▶ [Given problem] Quote the listing below in its entirety, omitting every image.

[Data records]
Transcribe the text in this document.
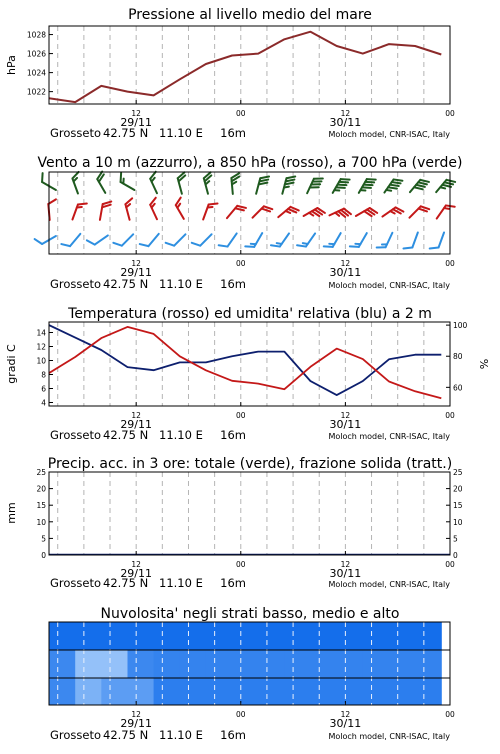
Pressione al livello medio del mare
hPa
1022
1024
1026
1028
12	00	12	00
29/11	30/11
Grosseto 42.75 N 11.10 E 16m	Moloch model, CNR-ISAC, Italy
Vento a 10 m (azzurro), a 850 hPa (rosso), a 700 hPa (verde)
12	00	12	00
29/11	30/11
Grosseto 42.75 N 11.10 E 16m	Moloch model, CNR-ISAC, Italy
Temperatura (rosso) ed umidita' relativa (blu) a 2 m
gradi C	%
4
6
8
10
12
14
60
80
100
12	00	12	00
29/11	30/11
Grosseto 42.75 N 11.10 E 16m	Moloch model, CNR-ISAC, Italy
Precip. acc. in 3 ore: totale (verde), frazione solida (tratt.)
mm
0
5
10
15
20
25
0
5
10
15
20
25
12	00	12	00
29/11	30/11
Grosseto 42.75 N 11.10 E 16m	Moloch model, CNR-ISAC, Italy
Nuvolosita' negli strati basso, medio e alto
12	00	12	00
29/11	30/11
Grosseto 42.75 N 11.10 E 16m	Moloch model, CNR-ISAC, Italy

▶ [Completed task]
Transcribe the text in this document.
Pressione al livello medio del mare
hPa
1022
1024
1026
1028
12	00	12	00
29/11	30/11
Grosseto 42.75 N 11.10 E 16m	Moloch model, CNR-ISAC, Italy
Vento a 10 m (azzurro), a 850 hPa (rosso), a 700 hPa (verde)
12	00	12	00
29/11	30/11
Grosseto 42.75 N 11.10 E 16m	Moloch model, CNR-ISAC, Italy
Temperatura (rosso) ed umidita' relativa (blu) a 2 m
gradi C	%
4
6
8
10
12
14
60
80
100
12	00	12	00
29/11	30/11
Grosseto 42.75 N 11.10 E 16m	Moloch model, CNR-ISAC, Italy
Precip. acc. in 3 ore: totale (verde), frazione solida (tratt.)
mm
0
5
10
15
20
25
0
5
10
15
20
25
12	00	12	00
29/11	30/11
Grosseto 42.75 N 11.10 E 16m	Moloch model, CNR-ISAC, Italy
Nuvolosita' negli strati basso, medio e alto
12	00	12	00
29/11	30/11
Grosseto 42.75 N 11.10 E 16m	Moloch model, CNR-ISAC, Italy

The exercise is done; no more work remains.